To be done.
Every line that includes the word "this" is to be listed.

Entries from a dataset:

>>

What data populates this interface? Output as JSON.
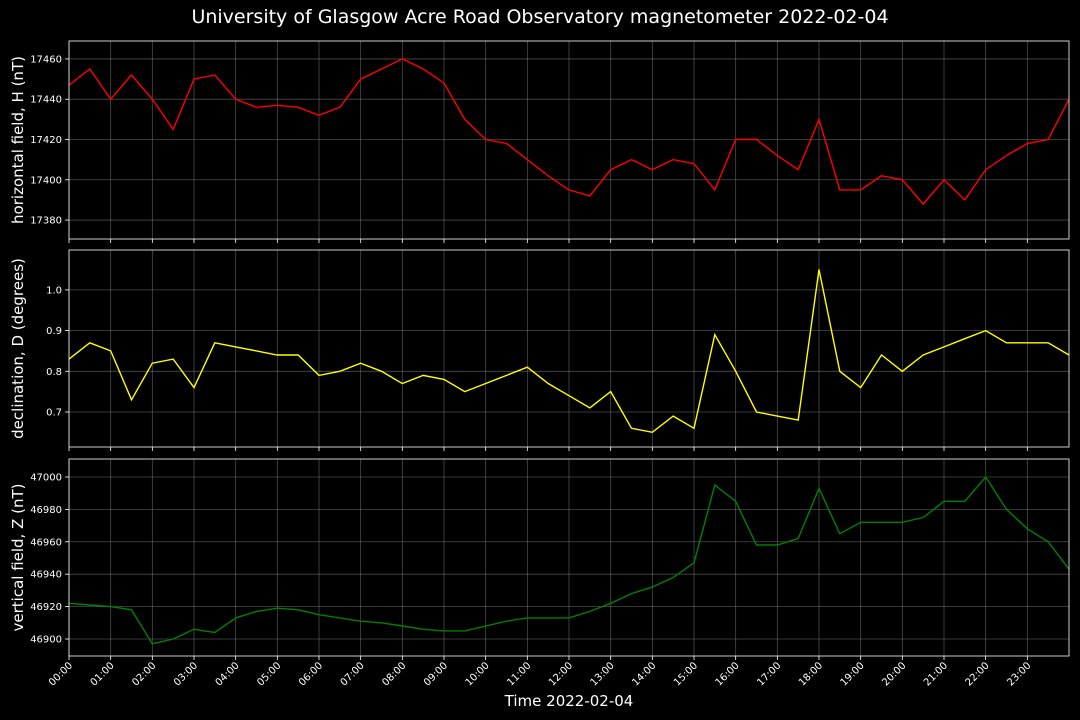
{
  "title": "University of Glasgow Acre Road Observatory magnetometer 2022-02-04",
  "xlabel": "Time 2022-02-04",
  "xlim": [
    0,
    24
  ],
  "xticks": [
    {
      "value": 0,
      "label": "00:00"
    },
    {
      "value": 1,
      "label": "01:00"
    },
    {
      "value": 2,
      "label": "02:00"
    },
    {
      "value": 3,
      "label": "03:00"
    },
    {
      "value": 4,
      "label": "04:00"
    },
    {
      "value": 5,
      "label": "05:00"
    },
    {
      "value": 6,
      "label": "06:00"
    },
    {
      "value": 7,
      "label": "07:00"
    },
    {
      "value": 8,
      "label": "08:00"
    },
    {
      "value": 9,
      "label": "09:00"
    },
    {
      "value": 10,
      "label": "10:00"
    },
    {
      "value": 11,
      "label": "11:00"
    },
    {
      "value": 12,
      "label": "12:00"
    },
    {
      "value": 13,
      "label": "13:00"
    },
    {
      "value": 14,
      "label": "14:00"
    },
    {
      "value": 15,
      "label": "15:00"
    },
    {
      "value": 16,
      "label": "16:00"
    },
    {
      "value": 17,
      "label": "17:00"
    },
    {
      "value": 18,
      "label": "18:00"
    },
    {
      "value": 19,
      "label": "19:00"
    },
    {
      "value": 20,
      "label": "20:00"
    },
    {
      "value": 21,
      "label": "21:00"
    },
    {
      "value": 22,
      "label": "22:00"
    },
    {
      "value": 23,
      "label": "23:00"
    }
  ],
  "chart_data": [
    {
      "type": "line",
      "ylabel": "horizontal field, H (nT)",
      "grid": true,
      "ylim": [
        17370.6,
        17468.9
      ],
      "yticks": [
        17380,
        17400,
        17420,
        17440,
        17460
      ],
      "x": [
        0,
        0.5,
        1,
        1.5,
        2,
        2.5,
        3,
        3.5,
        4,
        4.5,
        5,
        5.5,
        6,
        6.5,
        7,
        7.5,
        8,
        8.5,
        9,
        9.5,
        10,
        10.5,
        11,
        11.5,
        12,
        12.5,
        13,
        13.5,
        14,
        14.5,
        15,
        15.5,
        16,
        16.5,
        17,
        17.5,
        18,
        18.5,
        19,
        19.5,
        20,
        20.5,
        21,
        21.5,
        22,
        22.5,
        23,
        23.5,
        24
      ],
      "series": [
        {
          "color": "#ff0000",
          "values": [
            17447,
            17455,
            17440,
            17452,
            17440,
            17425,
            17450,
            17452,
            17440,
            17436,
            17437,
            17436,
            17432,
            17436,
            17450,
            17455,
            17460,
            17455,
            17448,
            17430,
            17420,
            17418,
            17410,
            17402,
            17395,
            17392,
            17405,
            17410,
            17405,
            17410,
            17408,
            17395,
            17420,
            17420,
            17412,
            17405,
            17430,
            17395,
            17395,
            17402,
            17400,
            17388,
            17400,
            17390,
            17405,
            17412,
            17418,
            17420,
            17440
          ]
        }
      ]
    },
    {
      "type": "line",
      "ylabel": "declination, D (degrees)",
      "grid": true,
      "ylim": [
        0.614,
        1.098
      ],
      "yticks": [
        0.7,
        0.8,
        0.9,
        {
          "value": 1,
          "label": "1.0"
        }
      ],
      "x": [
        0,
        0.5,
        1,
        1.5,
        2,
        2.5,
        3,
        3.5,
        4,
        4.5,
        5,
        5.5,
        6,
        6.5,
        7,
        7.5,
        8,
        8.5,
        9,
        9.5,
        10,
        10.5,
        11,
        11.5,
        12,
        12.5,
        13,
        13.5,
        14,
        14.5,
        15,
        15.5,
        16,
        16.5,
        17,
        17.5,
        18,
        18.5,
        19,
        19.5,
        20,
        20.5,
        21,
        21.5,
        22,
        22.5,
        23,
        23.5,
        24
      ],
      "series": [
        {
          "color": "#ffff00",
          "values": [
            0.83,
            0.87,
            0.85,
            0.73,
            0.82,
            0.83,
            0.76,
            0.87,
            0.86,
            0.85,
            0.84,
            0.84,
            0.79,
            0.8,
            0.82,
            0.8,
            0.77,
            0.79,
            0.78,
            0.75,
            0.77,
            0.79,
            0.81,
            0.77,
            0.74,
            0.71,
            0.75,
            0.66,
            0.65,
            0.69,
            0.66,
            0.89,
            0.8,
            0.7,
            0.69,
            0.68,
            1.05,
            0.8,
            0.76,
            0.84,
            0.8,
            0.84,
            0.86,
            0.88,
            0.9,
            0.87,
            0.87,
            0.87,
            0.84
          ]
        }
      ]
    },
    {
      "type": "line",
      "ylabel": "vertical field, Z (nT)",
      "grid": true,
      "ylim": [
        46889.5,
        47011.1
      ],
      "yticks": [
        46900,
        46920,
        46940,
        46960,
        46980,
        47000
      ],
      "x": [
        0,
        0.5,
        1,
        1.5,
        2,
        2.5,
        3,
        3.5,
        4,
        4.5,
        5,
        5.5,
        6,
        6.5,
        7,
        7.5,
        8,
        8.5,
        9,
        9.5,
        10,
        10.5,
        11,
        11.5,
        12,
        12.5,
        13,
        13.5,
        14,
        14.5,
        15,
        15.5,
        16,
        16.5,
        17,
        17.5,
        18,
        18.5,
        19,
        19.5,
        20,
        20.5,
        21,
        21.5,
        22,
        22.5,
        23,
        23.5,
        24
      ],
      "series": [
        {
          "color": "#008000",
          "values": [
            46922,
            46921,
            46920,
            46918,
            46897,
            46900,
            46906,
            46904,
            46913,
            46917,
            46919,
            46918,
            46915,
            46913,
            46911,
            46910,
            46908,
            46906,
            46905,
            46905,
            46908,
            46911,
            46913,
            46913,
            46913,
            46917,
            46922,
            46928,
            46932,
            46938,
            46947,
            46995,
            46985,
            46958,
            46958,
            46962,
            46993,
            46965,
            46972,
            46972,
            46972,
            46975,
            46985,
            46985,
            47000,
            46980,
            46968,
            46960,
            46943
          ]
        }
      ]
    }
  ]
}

<<
>>

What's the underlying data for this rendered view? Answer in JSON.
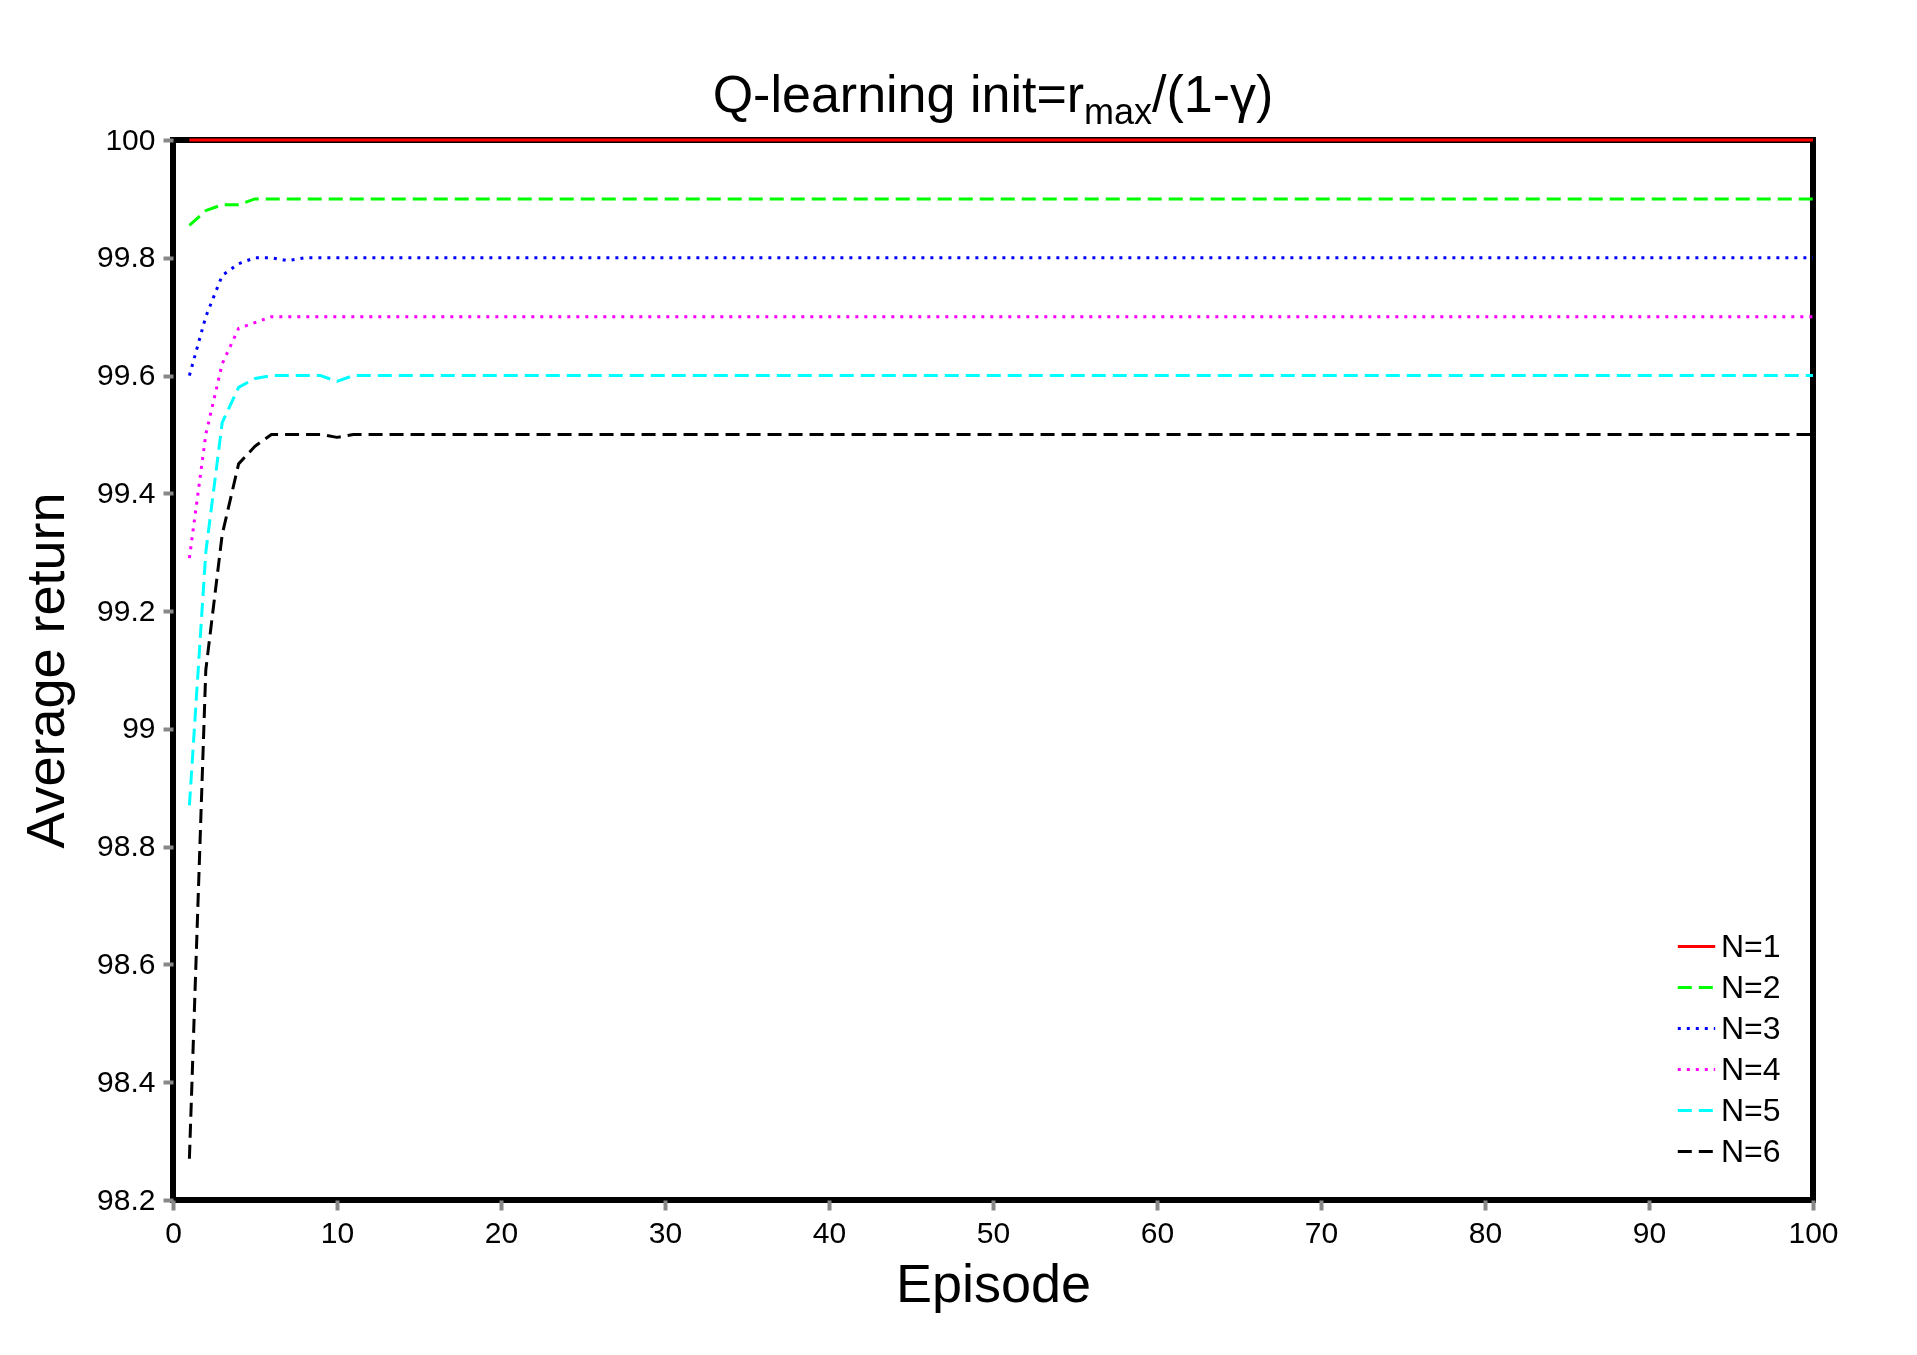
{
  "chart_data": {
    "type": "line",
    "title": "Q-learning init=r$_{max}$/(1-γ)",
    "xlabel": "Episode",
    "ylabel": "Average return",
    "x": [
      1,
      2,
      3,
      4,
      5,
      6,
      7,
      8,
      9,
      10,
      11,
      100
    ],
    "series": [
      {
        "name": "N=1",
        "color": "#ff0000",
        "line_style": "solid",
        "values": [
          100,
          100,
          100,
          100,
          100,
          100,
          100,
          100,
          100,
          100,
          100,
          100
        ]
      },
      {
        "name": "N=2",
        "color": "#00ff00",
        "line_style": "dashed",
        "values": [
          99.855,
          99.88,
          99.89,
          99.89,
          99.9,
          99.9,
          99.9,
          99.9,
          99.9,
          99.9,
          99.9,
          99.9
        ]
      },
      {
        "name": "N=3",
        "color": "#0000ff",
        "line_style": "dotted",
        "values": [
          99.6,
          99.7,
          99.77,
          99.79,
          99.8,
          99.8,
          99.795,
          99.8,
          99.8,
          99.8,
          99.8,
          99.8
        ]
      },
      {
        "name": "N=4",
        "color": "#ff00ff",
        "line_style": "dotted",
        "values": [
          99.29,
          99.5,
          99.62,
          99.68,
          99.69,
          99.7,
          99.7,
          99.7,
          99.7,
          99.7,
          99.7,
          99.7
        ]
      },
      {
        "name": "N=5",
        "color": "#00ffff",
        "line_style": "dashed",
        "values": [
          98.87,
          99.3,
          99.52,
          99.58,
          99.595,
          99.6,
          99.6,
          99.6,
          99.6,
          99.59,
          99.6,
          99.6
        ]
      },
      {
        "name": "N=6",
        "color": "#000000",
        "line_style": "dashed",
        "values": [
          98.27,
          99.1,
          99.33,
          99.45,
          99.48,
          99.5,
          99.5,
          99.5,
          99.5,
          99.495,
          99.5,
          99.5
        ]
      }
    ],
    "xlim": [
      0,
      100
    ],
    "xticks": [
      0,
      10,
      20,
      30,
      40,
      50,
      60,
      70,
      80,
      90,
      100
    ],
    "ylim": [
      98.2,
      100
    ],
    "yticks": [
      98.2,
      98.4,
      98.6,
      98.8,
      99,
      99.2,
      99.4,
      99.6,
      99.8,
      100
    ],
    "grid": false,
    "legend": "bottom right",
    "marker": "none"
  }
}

<<

Expected answer.
What data populates this interface? Output as JSON.
What's the underlying data for this rendered view? Answer in JSON.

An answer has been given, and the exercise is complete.